- _ASSIGNMENT_
Decide whether each of the following statements agrees with the passage below on surgery for snoring and OSAS, answering yes or no and quoting the passage's deciding words. 1. UPPP was introduced in 1980. 2. The passage describes LAUP as relatively expensive. 3. At the centre, LAUP with or without adenotonsillectomy has virtually replaced UPPP as the preferred treatment for primary snoring and OSAS.

- _TEXT SECTION_
═══

Succesful surgical treatment remains the only treatment option that does not require daily compliance. Since Dr. Fujita’s introduction of Uvulopalatopharyngoplasty (UPPP) in 1980, it has been the surgical treatment for OSAS. Recently, laser-assisted uvulopalatoplasty (LAUP) has proliferated as a treatment for snoring and OSAS because it is relatively inexpensive, rapid and has lower and less severe complications (6). In our centre, LAUP with or without adenotonsillectomy has virtually replaced uvulopharyngopalatoplasty (UPPP) as the preferred treatment for primary snoring and OSAS. Postoperative complications of LAUP include pharyngeal pain and dryness, minor bleeding, oral candidiasis and temporary velopharyngeal insufficiency which we have not found in our series.

═══

- _DATA LISTING_
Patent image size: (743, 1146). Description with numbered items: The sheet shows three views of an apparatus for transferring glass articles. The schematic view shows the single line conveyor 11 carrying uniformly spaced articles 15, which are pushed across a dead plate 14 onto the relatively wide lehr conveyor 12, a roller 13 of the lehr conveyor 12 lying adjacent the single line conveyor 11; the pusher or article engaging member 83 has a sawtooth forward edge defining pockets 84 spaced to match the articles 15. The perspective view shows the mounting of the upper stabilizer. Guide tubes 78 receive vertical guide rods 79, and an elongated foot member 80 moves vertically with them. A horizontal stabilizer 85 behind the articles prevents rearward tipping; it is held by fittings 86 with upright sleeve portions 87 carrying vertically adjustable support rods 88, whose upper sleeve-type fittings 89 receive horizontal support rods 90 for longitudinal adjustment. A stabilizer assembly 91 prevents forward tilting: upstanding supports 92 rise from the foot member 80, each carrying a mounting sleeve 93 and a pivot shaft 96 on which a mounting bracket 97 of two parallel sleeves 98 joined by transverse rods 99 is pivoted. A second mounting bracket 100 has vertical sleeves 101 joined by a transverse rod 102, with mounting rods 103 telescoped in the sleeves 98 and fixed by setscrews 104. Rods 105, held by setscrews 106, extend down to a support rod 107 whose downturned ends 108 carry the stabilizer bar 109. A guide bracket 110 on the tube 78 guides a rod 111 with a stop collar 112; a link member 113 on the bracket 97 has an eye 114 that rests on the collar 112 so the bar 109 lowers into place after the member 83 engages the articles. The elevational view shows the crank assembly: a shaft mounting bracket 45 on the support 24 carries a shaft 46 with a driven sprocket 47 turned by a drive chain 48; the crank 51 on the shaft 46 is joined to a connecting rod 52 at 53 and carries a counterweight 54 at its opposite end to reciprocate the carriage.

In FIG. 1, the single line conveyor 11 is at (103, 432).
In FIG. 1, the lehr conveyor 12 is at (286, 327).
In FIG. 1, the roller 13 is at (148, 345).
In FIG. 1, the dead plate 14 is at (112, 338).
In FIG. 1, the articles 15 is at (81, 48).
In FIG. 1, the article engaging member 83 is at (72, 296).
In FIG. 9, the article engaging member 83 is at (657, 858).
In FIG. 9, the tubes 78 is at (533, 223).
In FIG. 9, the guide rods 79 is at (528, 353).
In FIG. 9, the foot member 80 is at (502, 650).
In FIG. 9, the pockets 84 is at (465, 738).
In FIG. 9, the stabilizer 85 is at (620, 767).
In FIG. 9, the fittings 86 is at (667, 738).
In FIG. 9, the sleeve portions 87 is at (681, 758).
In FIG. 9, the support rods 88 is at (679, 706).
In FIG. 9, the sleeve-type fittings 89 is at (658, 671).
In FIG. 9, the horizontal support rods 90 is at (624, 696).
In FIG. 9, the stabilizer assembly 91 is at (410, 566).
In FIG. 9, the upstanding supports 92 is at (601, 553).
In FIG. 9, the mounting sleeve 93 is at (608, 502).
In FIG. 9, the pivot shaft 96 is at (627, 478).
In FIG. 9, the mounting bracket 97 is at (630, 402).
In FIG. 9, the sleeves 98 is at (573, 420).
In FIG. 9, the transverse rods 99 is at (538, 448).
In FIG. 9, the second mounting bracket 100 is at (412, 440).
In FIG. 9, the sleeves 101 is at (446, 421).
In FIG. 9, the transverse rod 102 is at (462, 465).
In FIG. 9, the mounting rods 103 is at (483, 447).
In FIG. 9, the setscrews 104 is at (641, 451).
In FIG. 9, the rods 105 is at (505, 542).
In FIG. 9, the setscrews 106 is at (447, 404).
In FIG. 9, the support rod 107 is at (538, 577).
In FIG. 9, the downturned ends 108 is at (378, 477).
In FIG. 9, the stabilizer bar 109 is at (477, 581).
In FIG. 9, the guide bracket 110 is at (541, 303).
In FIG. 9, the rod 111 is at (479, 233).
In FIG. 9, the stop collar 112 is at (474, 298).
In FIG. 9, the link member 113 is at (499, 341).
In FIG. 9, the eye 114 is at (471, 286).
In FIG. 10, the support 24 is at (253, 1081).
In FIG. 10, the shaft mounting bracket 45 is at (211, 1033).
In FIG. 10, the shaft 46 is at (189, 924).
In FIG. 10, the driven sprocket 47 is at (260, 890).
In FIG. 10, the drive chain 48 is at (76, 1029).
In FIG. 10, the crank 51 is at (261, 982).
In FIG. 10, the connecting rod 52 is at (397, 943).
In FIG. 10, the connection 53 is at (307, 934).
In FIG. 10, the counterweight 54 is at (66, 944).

═══

- _RESPONSE TO THE TASK_
1. Yes: "Since Dr. Fujita’s introduction of Uvulopalatopharyngoplasty (UPPP) in 1980"
2. No: "because it is relatively inexpensive, rapid and has lower and less severe complications"
3. Yes: "LAUP with or without adenotonsillectomy has virtually replaced"